(What this task involves): Where does the string "Retention" appear in the records? Copy every line that contains it.

(Provided entries):
• • • • • • •

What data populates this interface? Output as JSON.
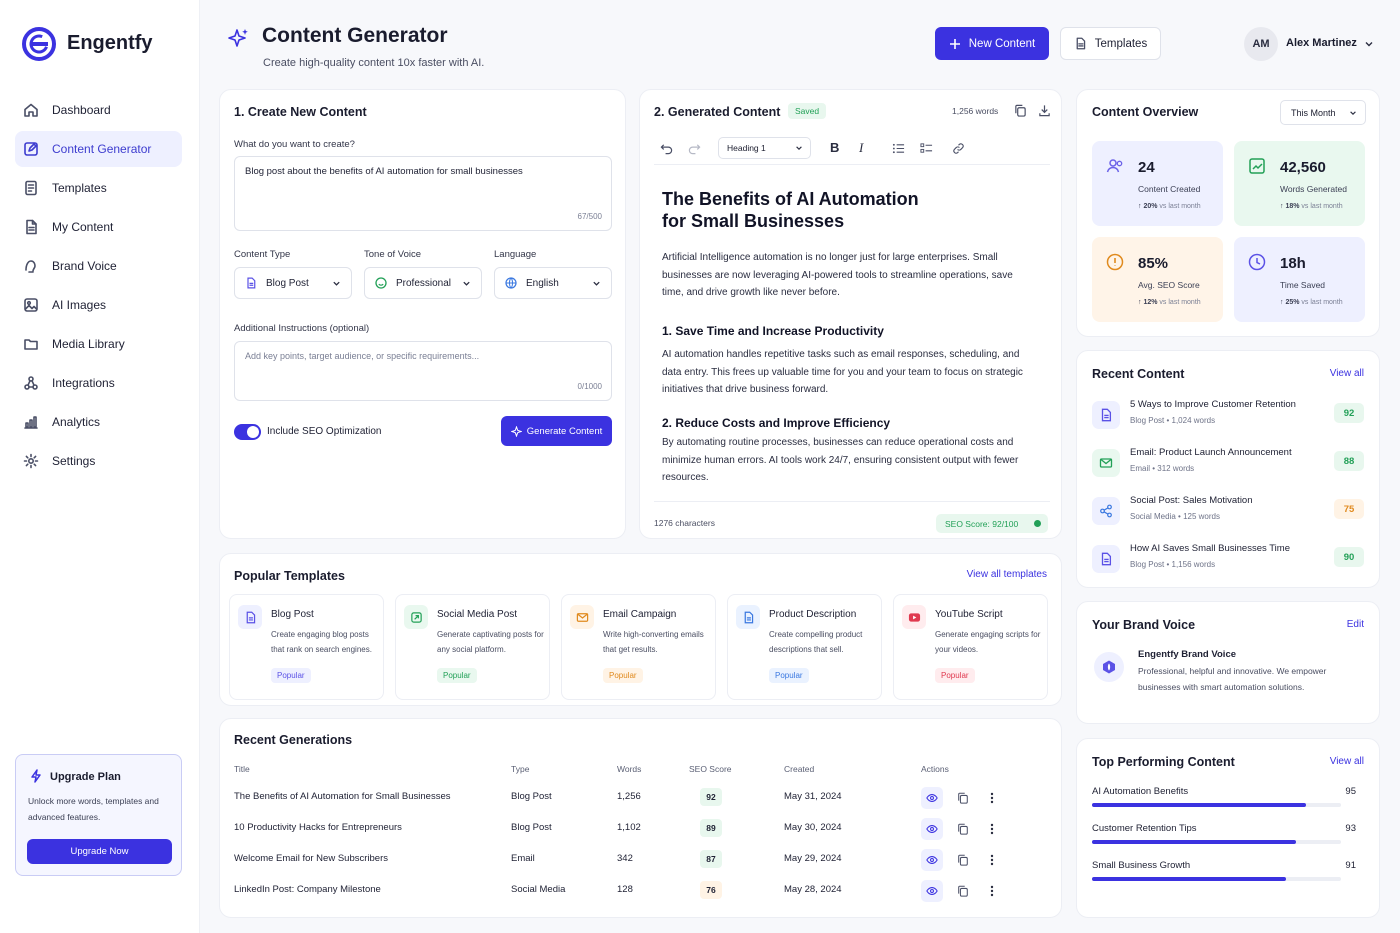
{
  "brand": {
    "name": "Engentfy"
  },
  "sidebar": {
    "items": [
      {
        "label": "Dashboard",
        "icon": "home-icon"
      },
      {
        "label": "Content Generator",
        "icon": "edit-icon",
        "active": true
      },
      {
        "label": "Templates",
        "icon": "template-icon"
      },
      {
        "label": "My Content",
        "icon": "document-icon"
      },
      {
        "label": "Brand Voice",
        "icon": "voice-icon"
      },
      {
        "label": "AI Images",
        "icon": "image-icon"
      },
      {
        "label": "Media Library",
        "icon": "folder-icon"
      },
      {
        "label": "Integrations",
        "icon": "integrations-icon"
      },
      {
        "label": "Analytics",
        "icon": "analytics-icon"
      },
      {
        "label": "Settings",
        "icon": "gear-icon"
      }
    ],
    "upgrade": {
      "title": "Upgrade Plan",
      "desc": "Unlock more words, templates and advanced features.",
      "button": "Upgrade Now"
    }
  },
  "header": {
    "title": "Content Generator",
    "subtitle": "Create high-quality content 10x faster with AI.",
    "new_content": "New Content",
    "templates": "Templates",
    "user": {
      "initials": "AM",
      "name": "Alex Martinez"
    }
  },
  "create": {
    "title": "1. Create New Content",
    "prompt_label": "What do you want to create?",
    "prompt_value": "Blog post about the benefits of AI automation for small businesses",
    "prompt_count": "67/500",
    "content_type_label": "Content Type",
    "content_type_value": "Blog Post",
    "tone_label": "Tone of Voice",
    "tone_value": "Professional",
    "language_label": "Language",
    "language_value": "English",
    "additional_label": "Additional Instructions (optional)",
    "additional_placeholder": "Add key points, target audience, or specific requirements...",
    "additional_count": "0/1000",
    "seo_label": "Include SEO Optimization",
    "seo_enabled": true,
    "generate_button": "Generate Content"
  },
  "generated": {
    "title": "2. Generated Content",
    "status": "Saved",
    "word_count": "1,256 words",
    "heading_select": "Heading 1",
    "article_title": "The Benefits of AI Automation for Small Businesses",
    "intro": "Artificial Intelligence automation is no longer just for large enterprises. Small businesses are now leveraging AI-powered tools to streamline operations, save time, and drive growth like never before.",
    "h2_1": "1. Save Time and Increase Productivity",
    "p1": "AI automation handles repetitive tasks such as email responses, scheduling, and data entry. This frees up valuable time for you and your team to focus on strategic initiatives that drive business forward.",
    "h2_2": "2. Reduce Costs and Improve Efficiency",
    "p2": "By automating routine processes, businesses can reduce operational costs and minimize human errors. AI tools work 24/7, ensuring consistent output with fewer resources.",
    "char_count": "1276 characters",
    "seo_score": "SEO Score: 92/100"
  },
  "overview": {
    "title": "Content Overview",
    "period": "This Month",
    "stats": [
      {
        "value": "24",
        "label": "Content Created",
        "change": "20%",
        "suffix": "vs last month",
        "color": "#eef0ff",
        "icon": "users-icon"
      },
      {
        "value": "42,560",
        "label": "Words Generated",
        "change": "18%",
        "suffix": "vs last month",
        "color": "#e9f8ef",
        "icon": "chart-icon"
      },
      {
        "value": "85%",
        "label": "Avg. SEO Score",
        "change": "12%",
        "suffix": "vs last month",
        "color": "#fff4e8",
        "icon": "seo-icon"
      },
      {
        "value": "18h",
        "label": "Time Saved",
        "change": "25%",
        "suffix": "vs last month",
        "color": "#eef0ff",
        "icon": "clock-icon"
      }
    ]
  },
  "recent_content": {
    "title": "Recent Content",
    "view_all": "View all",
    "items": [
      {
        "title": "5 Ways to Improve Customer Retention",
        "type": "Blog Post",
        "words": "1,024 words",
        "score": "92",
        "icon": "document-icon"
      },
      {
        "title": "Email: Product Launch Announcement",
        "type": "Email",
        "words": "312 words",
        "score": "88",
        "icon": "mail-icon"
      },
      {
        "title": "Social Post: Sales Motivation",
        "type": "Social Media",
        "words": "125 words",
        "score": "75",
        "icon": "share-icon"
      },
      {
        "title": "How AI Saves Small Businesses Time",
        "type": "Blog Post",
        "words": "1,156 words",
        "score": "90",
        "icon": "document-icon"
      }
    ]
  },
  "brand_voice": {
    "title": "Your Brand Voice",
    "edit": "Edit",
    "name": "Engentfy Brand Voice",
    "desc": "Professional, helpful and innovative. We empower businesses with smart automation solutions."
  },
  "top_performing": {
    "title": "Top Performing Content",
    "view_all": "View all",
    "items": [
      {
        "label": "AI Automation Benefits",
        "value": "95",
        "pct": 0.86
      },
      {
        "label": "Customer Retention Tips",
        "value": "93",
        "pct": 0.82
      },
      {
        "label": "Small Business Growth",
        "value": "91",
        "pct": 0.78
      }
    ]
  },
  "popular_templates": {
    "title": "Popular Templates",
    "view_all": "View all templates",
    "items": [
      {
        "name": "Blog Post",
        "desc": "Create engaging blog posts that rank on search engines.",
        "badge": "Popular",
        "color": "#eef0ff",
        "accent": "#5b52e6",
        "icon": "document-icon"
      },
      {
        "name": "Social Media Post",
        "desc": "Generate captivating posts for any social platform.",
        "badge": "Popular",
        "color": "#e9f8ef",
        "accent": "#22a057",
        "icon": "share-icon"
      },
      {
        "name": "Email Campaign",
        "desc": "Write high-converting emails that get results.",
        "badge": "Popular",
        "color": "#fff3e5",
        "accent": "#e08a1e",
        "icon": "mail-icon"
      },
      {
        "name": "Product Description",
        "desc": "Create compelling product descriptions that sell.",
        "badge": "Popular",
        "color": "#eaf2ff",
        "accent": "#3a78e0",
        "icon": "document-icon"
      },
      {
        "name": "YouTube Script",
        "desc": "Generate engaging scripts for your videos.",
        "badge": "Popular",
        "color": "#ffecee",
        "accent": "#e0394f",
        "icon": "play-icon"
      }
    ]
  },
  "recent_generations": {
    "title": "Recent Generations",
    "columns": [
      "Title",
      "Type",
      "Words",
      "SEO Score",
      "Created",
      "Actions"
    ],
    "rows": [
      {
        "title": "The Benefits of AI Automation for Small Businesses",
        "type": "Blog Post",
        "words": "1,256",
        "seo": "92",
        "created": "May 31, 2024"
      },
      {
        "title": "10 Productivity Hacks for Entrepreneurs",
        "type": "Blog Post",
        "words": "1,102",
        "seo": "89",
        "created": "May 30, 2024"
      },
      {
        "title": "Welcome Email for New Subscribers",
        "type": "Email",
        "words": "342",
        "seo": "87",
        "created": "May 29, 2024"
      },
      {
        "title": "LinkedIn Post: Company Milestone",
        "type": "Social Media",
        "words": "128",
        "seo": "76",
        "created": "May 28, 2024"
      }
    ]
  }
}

• • • • • • •

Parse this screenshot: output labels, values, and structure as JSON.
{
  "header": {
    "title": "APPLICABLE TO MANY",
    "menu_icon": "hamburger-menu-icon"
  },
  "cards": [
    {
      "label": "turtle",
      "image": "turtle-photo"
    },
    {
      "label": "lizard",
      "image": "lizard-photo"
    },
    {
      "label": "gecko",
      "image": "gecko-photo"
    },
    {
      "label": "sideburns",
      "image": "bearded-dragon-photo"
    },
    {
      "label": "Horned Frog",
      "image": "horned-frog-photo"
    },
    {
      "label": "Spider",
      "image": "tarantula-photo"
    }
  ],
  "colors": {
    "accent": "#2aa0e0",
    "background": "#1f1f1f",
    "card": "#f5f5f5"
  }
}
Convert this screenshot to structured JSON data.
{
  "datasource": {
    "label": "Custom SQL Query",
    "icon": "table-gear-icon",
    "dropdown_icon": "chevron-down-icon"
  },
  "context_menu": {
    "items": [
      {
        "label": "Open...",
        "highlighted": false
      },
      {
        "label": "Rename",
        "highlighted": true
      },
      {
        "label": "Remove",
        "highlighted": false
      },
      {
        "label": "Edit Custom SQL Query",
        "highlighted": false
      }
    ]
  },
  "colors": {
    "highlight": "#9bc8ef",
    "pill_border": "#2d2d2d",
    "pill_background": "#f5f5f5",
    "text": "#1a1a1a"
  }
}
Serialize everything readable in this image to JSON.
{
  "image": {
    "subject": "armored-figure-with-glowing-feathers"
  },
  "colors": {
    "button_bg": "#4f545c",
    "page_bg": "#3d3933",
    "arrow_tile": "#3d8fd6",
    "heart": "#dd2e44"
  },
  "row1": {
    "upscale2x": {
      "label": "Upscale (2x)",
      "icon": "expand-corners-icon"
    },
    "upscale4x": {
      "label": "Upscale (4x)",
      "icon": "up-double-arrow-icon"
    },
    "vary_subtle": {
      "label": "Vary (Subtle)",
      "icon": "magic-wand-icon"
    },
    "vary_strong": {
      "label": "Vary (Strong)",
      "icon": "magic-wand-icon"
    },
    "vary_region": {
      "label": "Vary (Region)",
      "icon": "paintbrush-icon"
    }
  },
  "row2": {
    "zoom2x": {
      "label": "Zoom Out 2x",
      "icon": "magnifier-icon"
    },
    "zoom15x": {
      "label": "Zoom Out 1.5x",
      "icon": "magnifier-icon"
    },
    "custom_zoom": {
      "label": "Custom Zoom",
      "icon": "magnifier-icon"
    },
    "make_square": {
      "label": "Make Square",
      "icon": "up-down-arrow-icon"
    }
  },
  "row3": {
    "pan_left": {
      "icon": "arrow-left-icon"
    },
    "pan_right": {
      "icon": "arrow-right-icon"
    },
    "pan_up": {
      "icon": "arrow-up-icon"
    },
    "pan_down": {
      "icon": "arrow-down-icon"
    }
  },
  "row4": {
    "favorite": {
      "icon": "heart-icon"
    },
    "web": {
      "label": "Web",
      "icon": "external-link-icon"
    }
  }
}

• • • • • • •

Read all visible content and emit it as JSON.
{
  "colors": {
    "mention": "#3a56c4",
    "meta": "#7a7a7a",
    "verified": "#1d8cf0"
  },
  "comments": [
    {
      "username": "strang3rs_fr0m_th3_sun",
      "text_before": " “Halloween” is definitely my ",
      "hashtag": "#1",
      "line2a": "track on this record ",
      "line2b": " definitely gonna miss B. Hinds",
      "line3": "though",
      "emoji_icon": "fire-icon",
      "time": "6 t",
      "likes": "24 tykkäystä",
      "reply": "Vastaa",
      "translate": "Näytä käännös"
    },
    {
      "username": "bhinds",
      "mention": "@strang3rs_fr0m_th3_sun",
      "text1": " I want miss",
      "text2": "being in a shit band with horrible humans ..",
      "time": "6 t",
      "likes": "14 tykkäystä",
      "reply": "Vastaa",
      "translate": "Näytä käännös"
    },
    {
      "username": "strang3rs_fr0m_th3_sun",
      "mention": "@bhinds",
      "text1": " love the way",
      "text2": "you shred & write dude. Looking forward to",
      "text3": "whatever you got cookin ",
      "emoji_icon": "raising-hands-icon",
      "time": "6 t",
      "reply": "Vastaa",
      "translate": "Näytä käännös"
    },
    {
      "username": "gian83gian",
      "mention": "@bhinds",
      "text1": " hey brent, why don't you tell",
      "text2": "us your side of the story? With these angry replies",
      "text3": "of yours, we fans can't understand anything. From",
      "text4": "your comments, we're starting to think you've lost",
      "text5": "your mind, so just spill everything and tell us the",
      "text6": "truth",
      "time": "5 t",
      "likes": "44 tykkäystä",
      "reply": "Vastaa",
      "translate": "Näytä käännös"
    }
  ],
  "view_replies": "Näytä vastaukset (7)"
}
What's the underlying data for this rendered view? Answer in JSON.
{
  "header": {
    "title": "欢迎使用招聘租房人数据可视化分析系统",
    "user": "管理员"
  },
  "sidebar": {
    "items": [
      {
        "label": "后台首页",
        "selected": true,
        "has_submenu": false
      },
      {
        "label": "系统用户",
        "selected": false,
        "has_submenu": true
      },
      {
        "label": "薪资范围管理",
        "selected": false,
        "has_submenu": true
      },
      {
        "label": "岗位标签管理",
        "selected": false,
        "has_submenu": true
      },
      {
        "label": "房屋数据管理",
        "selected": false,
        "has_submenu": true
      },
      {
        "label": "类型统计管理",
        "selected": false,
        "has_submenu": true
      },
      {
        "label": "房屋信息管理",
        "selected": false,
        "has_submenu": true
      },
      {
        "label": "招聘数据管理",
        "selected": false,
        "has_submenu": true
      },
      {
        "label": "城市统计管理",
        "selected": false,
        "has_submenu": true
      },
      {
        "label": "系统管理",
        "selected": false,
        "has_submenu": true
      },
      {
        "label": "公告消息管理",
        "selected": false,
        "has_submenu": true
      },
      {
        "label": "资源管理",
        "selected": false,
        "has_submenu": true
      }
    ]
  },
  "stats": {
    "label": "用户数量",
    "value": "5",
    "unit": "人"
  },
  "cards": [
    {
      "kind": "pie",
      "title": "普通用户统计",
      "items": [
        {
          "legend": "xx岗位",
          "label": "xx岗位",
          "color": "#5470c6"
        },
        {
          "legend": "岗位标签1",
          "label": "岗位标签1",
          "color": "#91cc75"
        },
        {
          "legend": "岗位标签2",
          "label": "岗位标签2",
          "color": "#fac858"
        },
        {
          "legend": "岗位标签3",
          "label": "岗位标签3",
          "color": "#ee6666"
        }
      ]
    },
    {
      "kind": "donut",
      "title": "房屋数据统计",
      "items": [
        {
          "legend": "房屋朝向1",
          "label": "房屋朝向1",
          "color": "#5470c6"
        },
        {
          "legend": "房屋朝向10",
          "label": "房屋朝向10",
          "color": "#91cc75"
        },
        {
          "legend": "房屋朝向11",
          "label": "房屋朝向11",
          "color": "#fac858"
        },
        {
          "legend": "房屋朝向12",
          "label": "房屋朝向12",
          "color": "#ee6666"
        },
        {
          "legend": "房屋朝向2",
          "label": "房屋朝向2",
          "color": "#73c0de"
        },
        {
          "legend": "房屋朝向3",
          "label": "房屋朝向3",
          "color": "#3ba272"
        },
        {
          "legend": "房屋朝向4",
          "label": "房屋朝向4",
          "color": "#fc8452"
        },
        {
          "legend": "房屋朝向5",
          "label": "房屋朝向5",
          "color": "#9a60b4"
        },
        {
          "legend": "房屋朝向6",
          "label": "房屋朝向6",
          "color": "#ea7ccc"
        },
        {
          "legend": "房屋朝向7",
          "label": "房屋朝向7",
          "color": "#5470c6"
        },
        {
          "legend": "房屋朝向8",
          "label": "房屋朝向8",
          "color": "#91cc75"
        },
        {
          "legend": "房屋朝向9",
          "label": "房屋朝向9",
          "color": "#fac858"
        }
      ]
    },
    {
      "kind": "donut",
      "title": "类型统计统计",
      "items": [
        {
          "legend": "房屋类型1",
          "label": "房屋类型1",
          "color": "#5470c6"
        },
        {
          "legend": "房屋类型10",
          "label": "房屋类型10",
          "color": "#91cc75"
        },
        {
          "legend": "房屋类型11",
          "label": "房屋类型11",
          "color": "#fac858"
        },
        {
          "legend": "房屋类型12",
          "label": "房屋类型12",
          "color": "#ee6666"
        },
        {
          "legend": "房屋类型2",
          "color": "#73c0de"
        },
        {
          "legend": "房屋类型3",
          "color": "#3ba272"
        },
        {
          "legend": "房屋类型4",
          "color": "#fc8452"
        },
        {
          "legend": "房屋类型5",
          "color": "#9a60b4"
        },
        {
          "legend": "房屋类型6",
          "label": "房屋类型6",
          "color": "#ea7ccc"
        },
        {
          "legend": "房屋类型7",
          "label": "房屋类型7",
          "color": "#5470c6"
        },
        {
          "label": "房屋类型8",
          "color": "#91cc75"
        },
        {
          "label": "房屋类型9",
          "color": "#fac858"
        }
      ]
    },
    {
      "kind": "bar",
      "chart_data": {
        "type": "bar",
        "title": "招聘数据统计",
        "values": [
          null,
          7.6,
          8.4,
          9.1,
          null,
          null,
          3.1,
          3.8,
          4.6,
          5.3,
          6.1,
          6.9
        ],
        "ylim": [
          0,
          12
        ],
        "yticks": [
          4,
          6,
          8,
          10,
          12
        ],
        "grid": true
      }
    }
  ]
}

• • • • • • •

(Task output):
        "title": "5 Ways to Improve Customer Retention",
        "label": "Customer Retention Tips",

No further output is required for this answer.